___ DATA SECTION

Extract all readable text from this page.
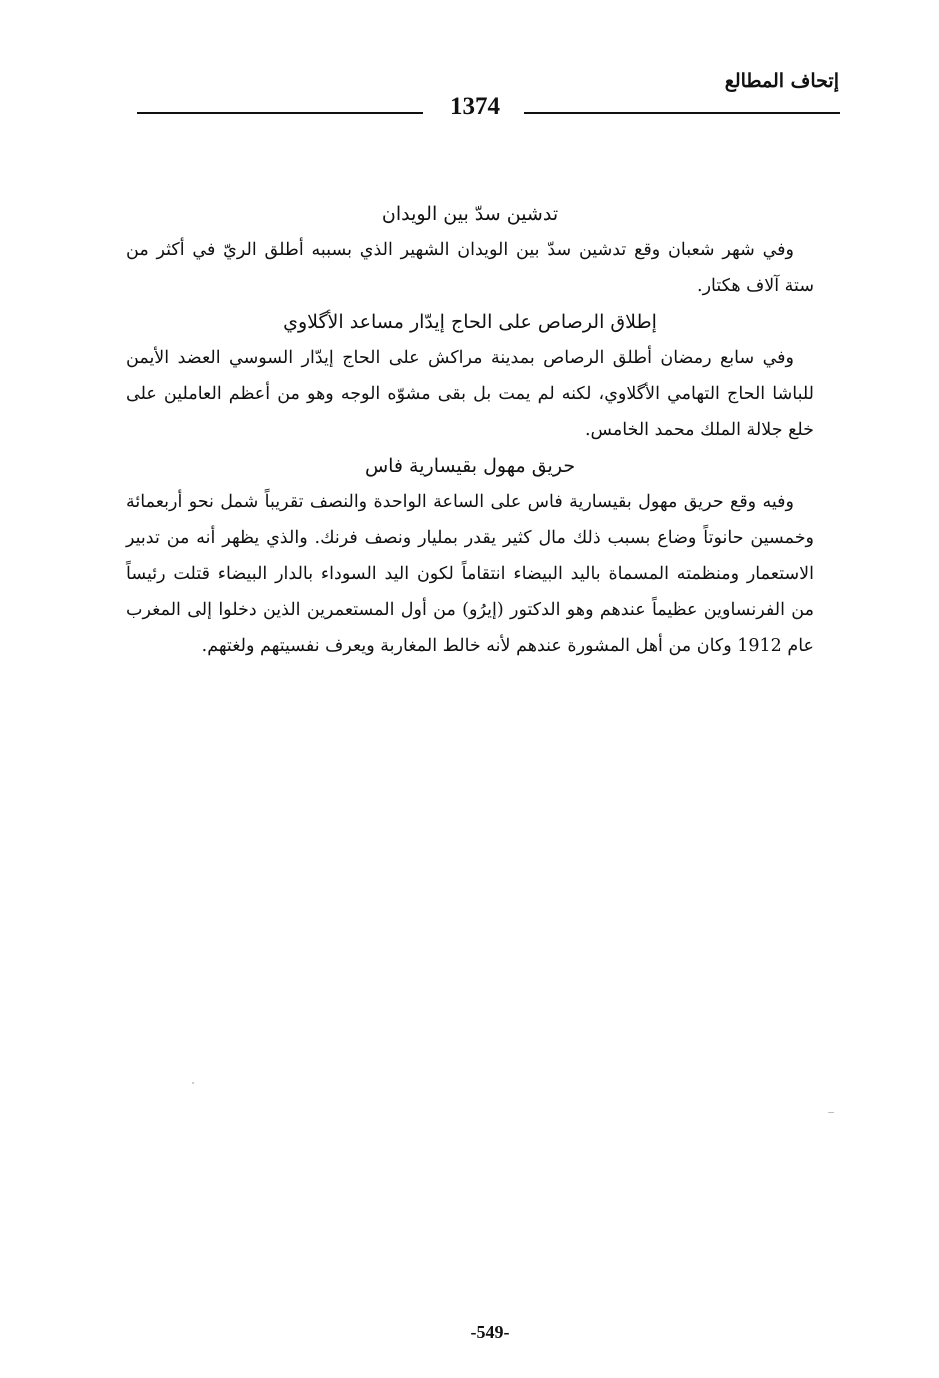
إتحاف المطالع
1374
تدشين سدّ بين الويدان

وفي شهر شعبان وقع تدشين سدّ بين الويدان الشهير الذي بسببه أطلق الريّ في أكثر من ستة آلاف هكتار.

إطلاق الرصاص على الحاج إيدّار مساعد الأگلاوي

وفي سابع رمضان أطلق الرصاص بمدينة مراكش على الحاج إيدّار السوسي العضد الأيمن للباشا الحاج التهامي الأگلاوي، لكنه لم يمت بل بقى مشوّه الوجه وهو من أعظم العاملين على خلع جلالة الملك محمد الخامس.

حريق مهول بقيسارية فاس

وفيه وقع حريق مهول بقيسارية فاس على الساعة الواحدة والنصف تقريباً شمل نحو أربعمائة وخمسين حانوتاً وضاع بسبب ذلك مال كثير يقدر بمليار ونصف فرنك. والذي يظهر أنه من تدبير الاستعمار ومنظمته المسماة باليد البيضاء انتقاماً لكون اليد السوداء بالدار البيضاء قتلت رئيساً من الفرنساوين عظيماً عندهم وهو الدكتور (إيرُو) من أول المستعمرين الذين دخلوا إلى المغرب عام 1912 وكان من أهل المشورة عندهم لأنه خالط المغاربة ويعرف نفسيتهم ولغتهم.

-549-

______

WHAT THIS TASK INVOLVES: Select every line of the material above holding the word "الأگلاوي" and copy it.

ANSWER IN FULL:
إطلاق الرصاص على الحاج إيدّار مساعد الأگلاوي
وفي سابع رمضان أطلق الرصاص بمدينة مراكش على الحاج إيدّار السوسي العضد الأيمن للباشا الحاج التهامي الأگلاوي، لكنه لم يمت بل بقى مشوّه الوجه وهو من أعظم العاملين على خلع جلالة الملك محمد الخامس.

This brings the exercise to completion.